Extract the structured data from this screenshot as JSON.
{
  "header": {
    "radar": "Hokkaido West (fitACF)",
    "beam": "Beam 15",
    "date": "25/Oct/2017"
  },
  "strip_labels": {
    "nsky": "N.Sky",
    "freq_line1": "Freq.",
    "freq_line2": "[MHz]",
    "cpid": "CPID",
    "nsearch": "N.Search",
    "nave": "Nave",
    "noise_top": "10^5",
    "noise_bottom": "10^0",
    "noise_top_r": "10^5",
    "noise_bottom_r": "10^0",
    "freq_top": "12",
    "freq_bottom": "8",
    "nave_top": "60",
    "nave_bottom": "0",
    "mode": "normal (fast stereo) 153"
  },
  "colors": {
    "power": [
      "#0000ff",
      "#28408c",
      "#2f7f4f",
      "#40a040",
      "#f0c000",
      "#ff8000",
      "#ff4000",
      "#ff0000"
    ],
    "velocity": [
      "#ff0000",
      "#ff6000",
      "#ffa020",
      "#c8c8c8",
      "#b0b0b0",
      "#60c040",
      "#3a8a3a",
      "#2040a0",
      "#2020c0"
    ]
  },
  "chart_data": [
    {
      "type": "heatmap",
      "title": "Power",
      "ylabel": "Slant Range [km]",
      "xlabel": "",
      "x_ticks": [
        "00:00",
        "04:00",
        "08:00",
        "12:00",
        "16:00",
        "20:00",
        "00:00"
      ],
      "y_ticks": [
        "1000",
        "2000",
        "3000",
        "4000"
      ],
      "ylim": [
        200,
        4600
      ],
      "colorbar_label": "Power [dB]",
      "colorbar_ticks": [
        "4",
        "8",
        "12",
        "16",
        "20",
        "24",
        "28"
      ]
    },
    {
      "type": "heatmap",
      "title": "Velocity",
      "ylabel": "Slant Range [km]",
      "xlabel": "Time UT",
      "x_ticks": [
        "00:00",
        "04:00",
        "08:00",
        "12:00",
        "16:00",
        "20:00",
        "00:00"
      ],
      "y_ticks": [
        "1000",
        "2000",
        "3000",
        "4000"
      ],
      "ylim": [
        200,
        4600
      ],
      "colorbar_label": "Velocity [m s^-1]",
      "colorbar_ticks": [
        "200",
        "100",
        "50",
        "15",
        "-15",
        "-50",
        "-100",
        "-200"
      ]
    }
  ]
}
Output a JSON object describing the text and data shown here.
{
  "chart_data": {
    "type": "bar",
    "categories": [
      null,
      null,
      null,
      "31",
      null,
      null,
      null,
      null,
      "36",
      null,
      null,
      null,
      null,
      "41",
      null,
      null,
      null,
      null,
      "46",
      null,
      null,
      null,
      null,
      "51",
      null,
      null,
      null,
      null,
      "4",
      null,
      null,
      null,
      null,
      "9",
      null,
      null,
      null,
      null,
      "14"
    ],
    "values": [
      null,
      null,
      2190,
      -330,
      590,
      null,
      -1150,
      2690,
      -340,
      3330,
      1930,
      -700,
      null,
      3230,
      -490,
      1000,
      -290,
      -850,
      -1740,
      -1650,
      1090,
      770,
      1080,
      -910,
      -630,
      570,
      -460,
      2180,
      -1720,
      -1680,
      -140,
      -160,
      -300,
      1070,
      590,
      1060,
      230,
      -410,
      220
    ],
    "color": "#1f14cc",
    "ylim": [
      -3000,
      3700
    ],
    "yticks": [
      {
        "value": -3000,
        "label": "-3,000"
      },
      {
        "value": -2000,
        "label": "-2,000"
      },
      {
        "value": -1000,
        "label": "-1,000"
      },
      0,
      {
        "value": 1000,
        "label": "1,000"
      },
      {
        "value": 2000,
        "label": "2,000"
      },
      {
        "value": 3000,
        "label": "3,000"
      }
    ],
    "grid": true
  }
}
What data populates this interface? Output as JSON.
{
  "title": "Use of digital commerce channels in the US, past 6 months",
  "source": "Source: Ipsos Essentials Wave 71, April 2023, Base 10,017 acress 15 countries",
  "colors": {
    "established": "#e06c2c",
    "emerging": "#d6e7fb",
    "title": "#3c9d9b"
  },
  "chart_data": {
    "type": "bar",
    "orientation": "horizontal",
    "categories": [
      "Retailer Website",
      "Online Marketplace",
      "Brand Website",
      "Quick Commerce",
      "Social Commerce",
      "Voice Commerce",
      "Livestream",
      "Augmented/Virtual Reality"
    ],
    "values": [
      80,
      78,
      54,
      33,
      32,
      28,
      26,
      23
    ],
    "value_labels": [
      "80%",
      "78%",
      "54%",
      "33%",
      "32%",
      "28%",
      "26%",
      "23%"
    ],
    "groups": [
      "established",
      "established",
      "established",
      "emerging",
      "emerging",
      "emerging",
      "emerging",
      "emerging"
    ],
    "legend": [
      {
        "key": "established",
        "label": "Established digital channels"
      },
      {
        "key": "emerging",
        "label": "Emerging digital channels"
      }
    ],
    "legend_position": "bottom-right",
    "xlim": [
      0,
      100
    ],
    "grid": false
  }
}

━━━━

### Required work
Each line above that holds the string "channels" should be copied and shown.

### Output for this exercise
  "title": "Use of digital commerce channels in the US, past 6 months",
        "label": "Established digital channels"
        "label": "Emerging digital channels"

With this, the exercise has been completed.